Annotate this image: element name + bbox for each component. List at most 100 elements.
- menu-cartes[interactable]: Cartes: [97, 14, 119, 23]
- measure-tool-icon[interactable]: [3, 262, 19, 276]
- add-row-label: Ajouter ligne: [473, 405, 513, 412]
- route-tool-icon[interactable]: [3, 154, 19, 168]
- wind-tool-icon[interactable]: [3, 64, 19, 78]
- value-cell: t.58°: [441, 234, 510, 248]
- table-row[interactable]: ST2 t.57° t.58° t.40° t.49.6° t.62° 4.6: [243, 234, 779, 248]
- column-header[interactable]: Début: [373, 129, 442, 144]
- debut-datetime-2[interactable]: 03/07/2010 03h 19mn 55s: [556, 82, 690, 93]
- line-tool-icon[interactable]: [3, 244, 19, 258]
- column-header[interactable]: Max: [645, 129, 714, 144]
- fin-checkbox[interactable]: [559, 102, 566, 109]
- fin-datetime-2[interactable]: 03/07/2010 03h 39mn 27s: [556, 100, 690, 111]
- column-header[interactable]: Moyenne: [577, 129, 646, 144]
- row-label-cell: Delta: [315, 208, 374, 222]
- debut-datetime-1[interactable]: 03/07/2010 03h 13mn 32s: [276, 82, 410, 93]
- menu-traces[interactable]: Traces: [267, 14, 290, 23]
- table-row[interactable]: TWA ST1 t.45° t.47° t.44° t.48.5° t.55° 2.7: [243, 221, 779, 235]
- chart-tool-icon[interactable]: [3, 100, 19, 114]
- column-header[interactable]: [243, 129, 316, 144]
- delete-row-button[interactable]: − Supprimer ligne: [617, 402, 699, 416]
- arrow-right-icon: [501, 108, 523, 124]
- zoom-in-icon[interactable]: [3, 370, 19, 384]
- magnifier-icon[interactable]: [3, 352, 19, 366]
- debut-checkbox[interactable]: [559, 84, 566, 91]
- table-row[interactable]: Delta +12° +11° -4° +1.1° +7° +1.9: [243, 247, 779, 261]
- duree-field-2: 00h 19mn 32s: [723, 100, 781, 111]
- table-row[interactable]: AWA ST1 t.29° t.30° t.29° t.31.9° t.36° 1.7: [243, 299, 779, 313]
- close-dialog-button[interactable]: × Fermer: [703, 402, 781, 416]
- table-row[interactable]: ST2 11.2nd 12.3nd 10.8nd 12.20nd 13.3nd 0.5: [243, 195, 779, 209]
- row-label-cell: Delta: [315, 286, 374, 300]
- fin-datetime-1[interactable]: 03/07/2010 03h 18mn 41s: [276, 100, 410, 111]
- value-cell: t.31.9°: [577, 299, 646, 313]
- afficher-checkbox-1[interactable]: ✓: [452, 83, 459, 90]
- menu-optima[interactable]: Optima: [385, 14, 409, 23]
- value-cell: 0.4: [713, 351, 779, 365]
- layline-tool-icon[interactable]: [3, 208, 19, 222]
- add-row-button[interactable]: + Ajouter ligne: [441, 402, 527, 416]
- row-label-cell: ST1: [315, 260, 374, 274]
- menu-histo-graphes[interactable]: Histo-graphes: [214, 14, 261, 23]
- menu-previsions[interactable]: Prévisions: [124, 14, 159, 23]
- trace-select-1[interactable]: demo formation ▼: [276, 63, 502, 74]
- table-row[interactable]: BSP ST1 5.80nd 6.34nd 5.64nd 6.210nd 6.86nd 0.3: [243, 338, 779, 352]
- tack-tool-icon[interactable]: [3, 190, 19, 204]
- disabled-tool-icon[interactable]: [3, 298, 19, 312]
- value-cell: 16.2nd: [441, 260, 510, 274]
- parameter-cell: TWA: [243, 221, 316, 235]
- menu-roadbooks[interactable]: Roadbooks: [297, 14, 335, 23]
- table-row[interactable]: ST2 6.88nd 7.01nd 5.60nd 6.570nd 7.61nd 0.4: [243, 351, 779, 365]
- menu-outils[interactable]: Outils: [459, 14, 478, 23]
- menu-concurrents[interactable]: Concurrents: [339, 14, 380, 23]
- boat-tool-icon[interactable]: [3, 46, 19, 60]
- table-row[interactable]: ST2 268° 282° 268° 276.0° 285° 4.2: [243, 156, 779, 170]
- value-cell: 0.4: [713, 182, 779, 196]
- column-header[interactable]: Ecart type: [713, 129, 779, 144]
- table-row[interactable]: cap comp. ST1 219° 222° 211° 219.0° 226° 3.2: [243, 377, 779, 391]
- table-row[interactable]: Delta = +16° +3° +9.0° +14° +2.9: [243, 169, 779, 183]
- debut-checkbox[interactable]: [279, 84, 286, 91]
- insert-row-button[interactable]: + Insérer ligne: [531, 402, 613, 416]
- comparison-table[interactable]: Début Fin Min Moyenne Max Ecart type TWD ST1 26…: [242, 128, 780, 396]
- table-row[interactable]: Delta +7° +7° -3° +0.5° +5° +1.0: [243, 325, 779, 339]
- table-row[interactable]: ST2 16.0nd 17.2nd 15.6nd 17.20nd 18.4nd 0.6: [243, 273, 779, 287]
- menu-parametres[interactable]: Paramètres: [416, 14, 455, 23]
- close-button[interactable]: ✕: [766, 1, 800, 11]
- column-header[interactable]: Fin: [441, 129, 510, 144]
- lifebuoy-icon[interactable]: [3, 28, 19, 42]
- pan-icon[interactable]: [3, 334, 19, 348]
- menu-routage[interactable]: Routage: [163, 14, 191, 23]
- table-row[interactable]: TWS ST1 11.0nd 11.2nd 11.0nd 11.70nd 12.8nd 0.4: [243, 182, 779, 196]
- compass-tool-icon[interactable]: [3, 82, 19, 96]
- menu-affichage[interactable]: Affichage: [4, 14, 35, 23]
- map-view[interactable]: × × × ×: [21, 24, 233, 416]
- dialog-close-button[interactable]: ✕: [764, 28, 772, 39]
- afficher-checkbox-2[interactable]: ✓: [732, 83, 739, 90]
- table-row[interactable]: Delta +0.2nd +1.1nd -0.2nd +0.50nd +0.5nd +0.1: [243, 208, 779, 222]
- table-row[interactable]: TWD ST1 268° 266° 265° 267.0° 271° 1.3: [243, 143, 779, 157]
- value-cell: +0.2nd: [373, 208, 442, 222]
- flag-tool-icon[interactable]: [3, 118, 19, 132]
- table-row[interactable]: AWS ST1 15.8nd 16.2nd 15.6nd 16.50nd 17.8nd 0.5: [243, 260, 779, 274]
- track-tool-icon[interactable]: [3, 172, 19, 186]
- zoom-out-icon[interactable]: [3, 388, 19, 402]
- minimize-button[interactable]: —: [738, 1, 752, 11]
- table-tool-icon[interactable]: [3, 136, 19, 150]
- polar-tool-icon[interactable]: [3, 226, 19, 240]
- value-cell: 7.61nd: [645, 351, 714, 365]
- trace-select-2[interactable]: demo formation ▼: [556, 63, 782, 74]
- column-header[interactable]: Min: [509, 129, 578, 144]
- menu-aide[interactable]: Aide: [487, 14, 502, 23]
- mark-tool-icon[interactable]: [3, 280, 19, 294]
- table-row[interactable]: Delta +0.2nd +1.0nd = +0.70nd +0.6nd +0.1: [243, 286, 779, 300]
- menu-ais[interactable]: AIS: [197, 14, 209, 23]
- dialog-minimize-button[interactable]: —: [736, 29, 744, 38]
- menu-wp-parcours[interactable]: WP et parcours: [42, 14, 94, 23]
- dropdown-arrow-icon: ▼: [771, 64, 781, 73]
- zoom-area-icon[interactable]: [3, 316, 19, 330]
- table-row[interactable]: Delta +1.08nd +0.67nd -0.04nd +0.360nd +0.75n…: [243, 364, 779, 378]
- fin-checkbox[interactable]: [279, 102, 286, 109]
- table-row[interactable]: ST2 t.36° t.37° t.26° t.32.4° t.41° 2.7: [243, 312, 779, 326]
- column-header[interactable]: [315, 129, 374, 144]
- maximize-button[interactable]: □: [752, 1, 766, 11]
= = = = =
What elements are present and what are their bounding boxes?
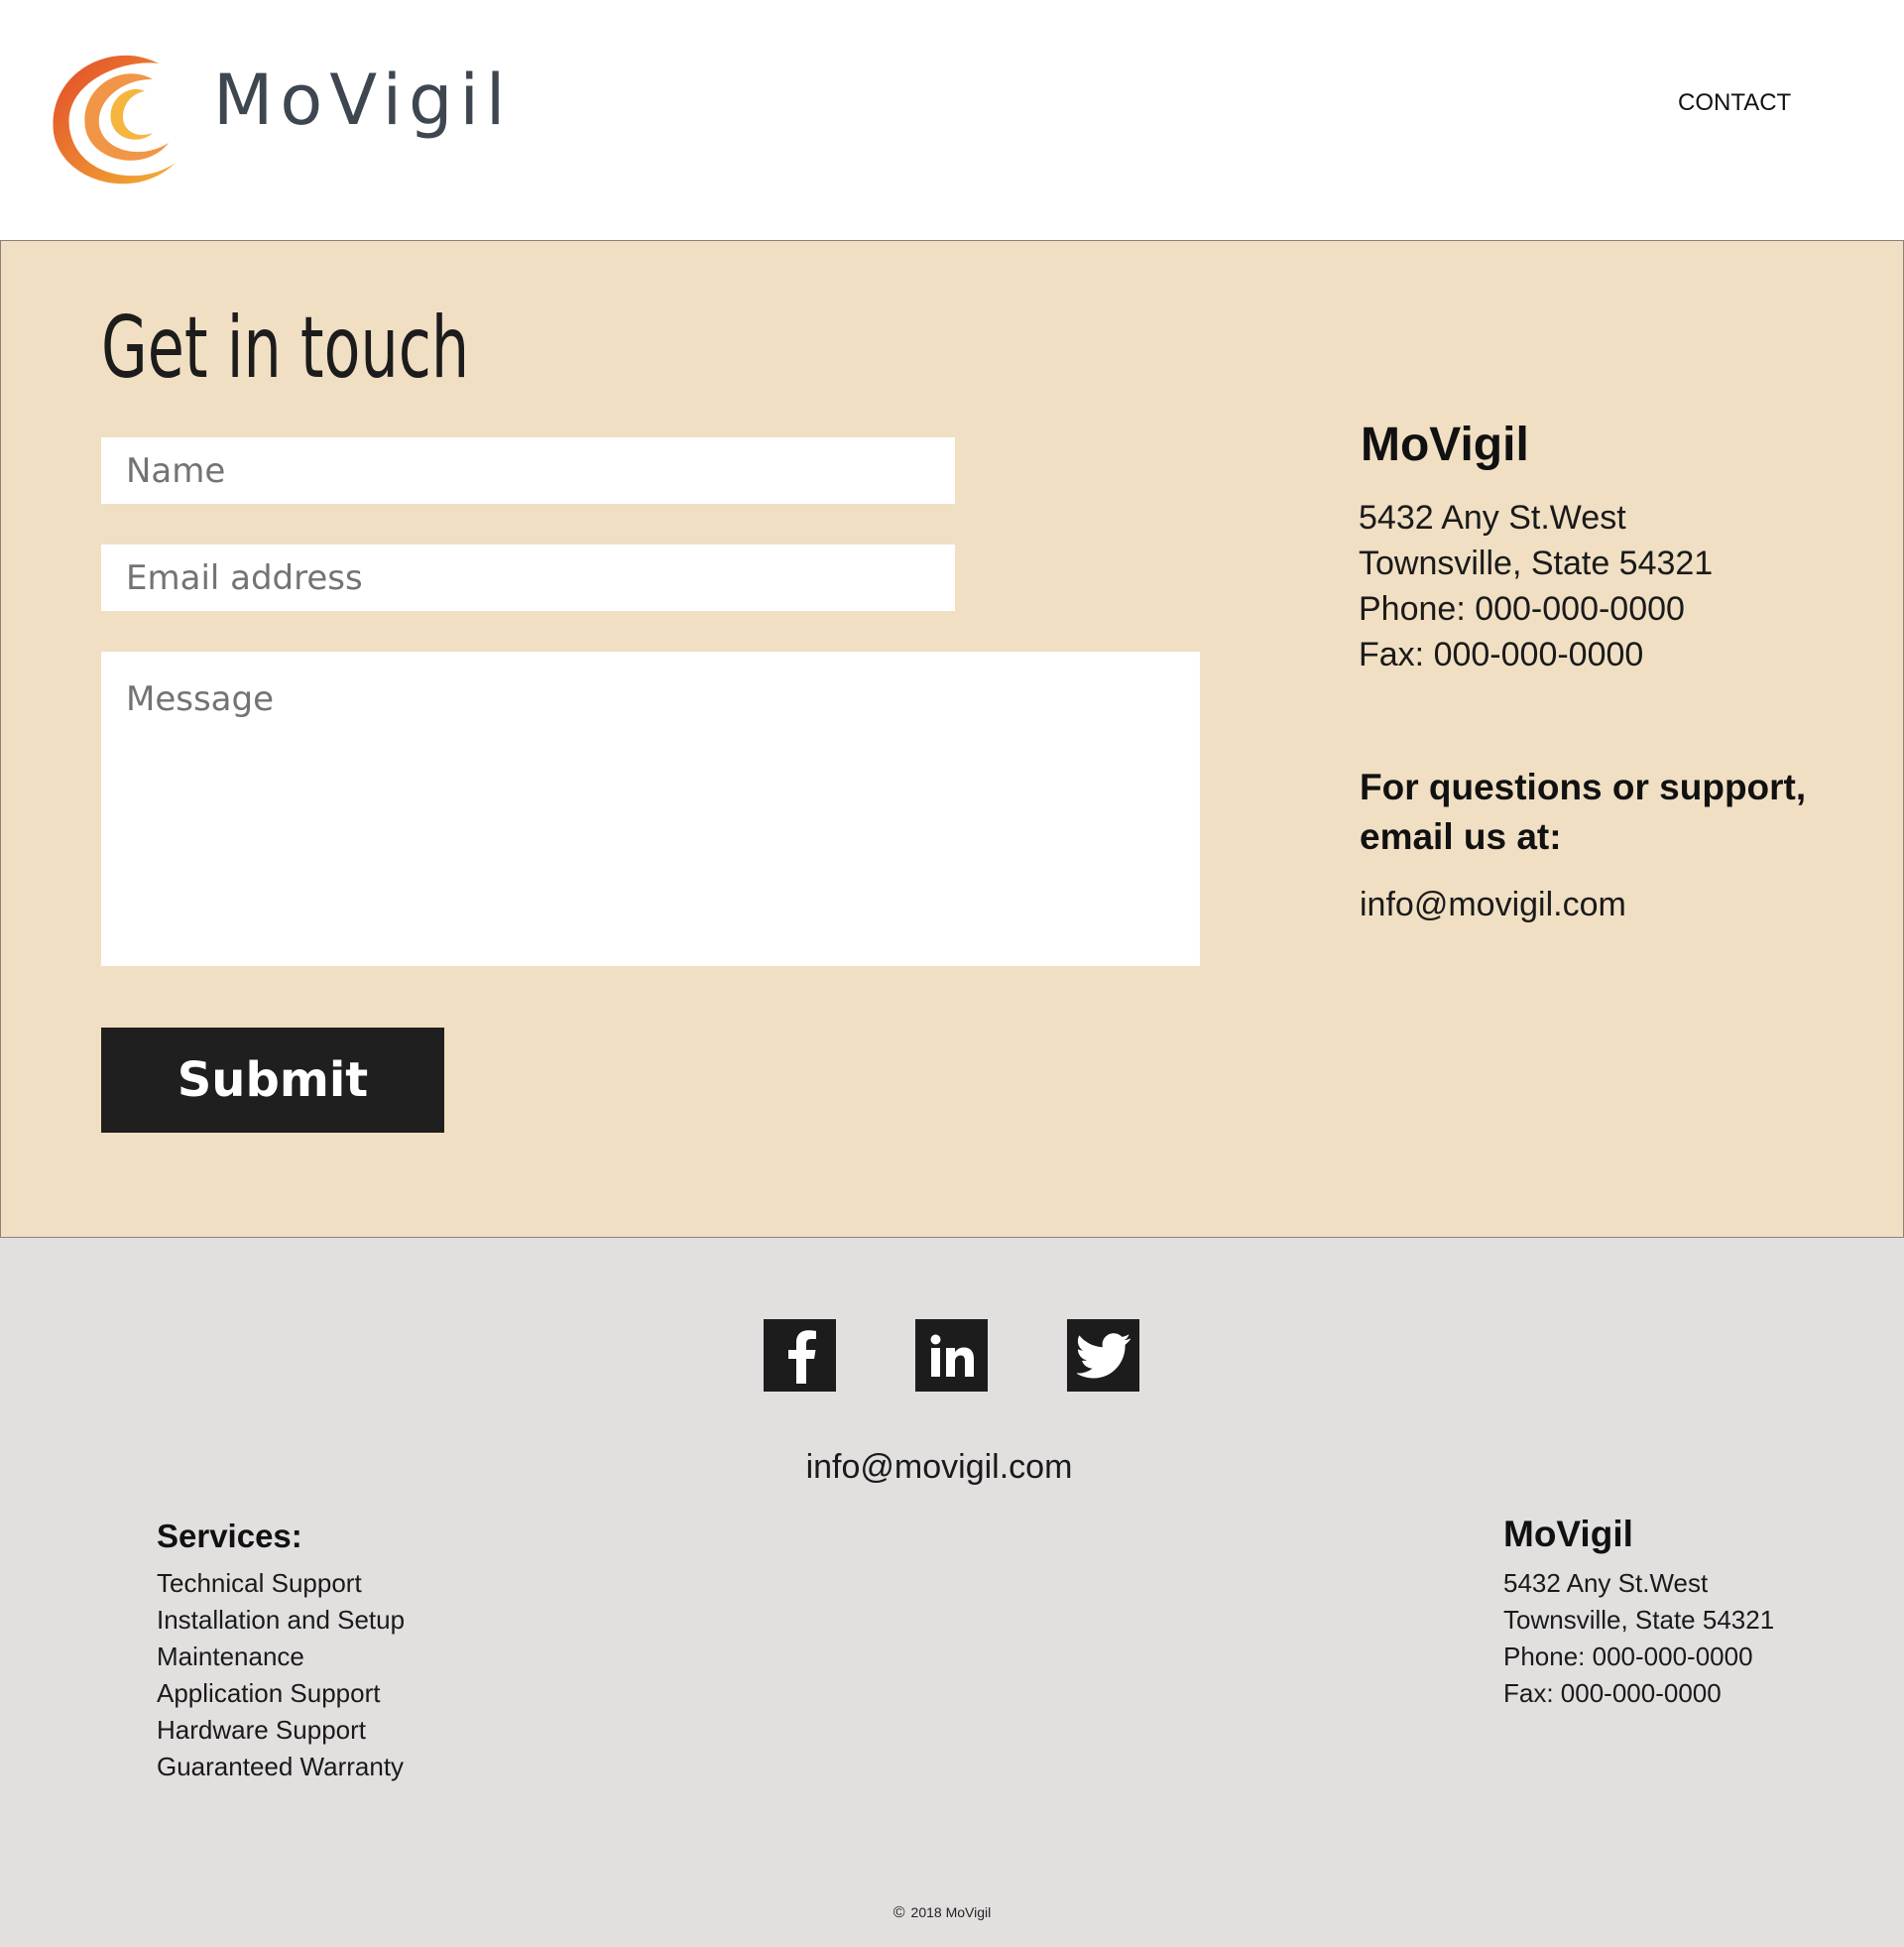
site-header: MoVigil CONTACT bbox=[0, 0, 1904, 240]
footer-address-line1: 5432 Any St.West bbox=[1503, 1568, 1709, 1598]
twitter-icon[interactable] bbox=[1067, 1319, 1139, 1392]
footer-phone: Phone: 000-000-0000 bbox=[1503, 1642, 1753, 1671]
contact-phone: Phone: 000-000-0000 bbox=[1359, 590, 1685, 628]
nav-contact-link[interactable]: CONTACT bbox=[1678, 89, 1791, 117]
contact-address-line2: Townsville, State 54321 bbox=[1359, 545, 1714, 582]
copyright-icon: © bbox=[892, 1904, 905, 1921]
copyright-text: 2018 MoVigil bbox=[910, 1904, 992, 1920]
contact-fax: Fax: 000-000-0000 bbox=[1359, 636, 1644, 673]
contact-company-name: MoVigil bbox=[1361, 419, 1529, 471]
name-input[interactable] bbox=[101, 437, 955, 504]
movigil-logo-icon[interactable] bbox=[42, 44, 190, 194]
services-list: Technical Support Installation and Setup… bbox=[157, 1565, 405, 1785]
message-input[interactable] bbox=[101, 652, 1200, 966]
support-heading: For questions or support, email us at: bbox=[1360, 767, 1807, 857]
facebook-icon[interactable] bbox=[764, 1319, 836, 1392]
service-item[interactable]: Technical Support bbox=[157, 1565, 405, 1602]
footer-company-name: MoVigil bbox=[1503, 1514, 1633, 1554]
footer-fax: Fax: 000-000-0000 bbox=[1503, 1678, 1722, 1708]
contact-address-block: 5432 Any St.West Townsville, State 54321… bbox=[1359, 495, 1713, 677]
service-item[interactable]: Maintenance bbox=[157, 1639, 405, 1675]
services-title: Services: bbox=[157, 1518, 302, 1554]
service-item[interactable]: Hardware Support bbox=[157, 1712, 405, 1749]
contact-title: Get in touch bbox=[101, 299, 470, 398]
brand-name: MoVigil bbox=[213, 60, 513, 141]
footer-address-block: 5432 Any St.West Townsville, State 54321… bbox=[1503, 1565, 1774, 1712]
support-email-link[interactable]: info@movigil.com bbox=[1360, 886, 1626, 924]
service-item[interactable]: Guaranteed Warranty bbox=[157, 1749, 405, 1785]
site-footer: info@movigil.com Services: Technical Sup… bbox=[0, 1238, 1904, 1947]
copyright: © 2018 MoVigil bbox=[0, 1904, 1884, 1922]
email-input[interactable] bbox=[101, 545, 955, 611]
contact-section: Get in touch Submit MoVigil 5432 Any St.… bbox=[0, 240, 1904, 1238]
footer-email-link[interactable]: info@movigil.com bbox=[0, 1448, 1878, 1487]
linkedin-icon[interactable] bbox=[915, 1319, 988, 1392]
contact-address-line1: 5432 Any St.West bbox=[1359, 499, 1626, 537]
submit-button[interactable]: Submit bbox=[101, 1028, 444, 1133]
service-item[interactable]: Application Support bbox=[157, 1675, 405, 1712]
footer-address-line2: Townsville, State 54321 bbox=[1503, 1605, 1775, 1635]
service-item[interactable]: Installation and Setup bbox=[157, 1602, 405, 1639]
= = = = =
▶ **INSTRUCTIONS FOR THE TASK**: Repeat the entries word for word, beginning at the line that contains "Annotate this image: element" and stopping after the line that contains "- line-tool-icon[interactable]: [3, 244, 19, 258]".

▶ **EXERCISE OUTPUT**:
Annotate this image: element name + bbox for each component. List at most 100 elements.
- menu-cartes[interactable]: Cartes: [97, 14, 119, 23]
- measure-tool-icon[interactable]: [3, 262, 19, 276]
- add-row-label: Ajouter ligne: [473, 405, 513, 412]
- route-tool-icon[interactable]: [3, 154, 19, 168]
- wind-tool-icon[interactable]: [3, 64, 19, 78]
- value-cell: t.58°: [441, 234, 510, 248]
- table-row[interactable]: ST2 t.57° t.58° t.40° t.49.6° t.62° 4.6: [243, 234, 779, 248]
- column-header[interactable]: Début: [373, 129, 442, 144]
- debut-datetime-2[interactable]: 03/07/2010 03h 19mn 55s: [556, 82, 690, 93]
- line-tool-icon[interactable]: [3, 244, 19, 258]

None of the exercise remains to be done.